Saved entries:
▶
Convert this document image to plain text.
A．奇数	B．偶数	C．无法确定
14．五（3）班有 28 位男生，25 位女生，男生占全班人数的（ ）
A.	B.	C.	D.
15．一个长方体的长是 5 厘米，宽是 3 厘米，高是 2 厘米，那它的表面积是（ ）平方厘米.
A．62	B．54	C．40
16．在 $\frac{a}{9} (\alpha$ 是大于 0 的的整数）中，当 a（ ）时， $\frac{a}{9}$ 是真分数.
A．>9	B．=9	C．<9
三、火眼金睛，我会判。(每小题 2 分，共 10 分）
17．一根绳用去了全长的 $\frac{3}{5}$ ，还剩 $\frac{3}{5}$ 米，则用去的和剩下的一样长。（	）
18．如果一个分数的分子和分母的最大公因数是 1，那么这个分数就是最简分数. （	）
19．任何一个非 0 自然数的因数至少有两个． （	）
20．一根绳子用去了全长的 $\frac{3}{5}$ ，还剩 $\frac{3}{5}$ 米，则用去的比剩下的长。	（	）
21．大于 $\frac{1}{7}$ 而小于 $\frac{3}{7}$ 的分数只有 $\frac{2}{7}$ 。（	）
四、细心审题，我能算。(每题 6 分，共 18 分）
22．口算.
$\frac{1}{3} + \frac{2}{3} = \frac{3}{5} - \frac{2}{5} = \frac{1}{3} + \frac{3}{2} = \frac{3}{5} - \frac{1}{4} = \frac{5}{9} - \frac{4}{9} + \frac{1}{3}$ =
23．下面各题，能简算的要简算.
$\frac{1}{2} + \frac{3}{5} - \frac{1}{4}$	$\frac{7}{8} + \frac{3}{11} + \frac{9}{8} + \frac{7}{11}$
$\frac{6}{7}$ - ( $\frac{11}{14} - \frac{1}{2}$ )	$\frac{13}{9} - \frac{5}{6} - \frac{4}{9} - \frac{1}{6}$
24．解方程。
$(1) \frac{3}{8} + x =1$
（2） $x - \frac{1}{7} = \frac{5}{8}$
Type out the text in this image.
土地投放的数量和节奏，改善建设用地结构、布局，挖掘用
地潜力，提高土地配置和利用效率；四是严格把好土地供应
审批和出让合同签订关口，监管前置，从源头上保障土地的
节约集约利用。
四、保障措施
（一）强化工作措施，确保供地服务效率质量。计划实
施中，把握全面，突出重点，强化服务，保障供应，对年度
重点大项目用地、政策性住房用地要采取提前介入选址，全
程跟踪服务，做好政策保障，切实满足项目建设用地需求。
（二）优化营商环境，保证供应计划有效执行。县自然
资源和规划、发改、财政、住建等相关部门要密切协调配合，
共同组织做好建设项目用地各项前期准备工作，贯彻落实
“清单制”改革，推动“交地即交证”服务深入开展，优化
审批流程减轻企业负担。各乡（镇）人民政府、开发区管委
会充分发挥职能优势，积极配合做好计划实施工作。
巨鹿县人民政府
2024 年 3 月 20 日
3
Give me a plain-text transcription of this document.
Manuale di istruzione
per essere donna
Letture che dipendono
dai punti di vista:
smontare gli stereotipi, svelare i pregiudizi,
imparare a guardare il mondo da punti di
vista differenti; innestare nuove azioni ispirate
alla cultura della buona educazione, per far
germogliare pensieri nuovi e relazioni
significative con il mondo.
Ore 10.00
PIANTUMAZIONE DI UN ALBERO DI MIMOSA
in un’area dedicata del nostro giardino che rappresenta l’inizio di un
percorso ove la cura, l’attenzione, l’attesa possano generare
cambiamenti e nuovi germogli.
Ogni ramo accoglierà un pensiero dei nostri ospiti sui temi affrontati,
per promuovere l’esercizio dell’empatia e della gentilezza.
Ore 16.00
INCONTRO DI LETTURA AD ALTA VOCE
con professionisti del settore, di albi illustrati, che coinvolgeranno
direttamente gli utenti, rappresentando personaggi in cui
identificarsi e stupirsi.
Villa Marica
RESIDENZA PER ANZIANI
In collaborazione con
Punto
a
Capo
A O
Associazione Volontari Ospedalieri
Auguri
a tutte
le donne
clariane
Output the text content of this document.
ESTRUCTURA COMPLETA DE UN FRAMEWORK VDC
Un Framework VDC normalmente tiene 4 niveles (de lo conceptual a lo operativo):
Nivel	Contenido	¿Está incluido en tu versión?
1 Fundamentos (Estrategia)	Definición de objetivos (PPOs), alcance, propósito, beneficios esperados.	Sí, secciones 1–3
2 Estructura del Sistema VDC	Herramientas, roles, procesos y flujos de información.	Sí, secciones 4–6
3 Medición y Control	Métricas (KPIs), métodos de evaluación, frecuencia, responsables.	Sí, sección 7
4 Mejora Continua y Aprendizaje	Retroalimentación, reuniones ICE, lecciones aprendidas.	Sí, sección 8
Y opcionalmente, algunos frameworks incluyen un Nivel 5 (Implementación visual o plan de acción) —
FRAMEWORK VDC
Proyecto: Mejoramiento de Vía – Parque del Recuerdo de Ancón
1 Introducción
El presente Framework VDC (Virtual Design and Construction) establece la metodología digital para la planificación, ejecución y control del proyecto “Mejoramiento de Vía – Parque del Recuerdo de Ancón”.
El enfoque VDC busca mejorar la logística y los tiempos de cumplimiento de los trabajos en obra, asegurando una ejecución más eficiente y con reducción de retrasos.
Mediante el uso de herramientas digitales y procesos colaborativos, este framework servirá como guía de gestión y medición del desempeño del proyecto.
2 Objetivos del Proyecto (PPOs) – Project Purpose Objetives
◀
WHAT TO DO: Each line from the one containing "Output the text content of this document." to the end of the listing above should be copied exactly, and nothing else.

IN RESPONSE:
Output the text content of this document.
ESTRUCTURA COMPLETA DE UN FRAMEWORK VDC
Un Framework VDC normalmente tiene 4 niveles (de lo conceptual a lo operativo):
Nivel	Contenido	¿Está incluido en tu versión?
1 Fundamentos (Estrategia)	Definición de objetivos (PPOs), alcance, propósito, beneficios esperados.	Sí, secciones 1–3
2 Estructura del Sistema VDC	Herramientas, roles, procesos y flujos de información.	Sí, secciones 4–6
3 Medición y Control	Métricas (KPIs), métodos de evaluación, frecuencia, responsables.	Sí, sección 7
4 Mejora Continua y Aprendizaje	Retroalimentación, reuniones ICE, lecciones aprendidas.	Sí, sección 8
Y opcionalmente, algunos frameworks incluyen un Nivel 5 (Implementación visual o plan de acción) —
FRAMEWORK VDC
Proyecto: Mejoramiento de Vía – Parque del Recuerdo de Ancón
1 Introducción
El presente Framework VDC (Virtual Design and Construction) establece la metodología digital para la planificación, ejecución y control del proyecto “Mejoramiento de Vía – Parque del Recuerdo de Ancón”.
El enfoque VDC busca mejorar la logística y los tiempos de cumplimiento de los trabajos en obra, asegurando una ejecución más eficiente y con reducción de retrasos.
Mediante el uso de herramientas digitales y procesos colaborativos, este framework servirá como guía de gestión y medición del desempeño del proyecto.
2 Objetivos del Proyecto (PPOs) – Project Purpose Objetives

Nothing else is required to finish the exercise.